▸ **Entries supplied**:
++++++++++++++++++++
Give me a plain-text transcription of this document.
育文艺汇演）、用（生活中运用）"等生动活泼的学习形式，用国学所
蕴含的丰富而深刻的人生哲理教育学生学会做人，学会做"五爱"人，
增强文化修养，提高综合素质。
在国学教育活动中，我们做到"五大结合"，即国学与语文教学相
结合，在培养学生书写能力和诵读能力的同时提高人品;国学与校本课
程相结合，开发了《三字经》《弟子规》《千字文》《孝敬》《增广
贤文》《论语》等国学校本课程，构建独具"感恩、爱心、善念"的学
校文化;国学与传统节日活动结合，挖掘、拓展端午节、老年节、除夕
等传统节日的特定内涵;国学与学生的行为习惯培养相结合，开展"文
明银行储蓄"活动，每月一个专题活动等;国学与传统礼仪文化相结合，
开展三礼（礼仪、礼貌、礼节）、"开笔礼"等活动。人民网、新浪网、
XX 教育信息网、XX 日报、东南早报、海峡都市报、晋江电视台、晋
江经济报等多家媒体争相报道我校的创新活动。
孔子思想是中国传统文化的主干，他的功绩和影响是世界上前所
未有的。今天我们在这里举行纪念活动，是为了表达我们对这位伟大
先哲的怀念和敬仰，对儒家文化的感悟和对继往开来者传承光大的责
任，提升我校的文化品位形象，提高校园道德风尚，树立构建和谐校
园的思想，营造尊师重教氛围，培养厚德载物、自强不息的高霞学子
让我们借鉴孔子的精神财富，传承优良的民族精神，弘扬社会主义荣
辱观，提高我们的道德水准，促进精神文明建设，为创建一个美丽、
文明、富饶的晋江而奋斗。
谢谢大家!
++++++++++++++++++++
▸ **Exercise details**: Restate the data above exactly, keeping each word as it stands.

▸ **Completed exercise**:
Give me a plain-text transcription of this document.
育文艺汇演）、用（生活中运用）"等生动活泼的学习形式，用国学所
蕴含的丰富而深刻的人生哲理教育学生学会做人，学会做"五爱"人，
增强文化修养，提高综合素质。
在国学教育活动中，我们做到"五大结合"，即国学与语文教学相
结合，在培养学生书写能力和诵读能力的同时提高人品;国学与校本课
程相结合，开发了《三字经》《弟子规》《千字文》《孝敬》《增广
贤文》《论语》等国学校本课程，构建独具"感恩、爱心、善念"的学
校文化;国学与传统节日活动结合，挖掘、拓展端午节、老年节、除夕
等传统节日的特定内涵;国学与学生的行为习惯培养相结合，开展"文
明银行储蓄"活动，每月一个专题活动等;国学与传统礼仪文化相结合，
开展三礼（礼仪、礼貌、礼节）、"开笔礼"等活动。人民网、新浪网、
XX 教育信息网、XX 日报、东南早报、海峡都市报、晋江电视台、晋
江经济报等多家媒体争相报道我校的创新活动。
孔子思想是中国传统文化的主干，他的功绩和影响是世界上前所
未有的。今天我们在这里举行纪念活动，是为了表达我们对这位伟大
先哲的怀念和敬仰，对儒家文化的感悟和对继往开来者传承光大的责
任，提升我校的文化品位形象，提高校园道德风尚，树立构建和谐校
园的思想，营造尊师重教氛围，培养厚德载物、自强不息的高霞学子
让我们借鉴孔子的精神财富，传承优良的民族精神，弘扬社会主义荣
辱观，提高我们的道德水准，促进精神文明建设，为创建一个美丽、
文明、富饶的晋江而奋斗。
谢谢大家!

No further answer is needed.